AIM. Determine how many lines of this material contain "Onsite". Give only the number.

EXERCISE MATERIAL.

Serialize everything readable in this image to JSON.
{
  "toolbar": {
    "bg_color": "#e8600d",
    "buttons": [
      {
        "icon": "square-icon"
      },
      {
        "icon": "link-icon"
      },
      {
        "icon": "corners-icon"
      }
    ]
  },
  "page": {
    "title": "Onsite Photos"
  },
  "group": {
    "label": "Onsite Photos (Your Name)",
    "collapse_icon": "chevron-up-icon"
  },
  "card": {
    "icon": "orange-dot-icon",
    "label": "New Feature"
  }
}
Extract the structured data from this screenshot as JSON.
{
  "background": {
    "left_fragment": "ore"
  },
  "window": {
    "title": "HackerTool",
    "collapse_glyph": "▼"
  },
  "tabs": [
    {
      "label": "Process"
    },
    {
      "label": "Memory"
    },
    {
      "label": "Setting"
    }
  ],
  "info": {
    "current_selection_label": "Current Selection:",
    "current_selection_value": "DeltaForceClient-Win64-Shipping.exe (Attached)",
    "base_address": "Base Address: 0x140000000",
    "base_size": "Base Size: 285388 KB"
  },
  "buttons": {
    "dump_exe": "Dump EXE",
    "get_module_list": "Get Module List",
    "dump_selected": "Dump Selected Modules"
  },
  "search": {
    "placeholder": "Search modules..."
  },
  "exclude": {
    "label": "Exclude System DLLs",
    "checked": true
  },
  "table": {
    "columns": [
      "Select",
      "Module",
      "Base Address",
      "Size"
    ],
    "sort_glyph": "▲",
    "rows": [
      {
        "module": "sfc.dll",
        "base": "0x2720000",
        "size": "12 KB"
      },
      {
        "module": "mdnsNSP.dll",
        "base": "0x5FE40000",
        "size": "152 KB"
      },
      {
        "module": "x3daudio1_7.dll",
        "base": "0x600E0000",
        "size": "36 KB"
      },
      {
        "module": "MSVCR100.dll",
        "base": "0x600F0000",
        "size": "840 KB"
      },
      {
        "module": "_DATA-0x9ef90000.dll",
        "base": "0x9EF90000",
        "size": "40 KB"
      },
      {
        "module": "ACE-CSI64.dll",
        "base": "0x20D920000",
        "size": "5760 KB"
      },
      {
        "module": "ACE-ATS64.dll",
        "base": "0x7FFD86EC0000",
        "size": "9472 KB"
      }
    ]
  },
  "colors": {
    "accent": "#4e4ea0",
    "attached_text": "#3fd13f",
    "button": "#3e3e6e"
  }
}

RESPONSE FOR THIS EXERCISE. 2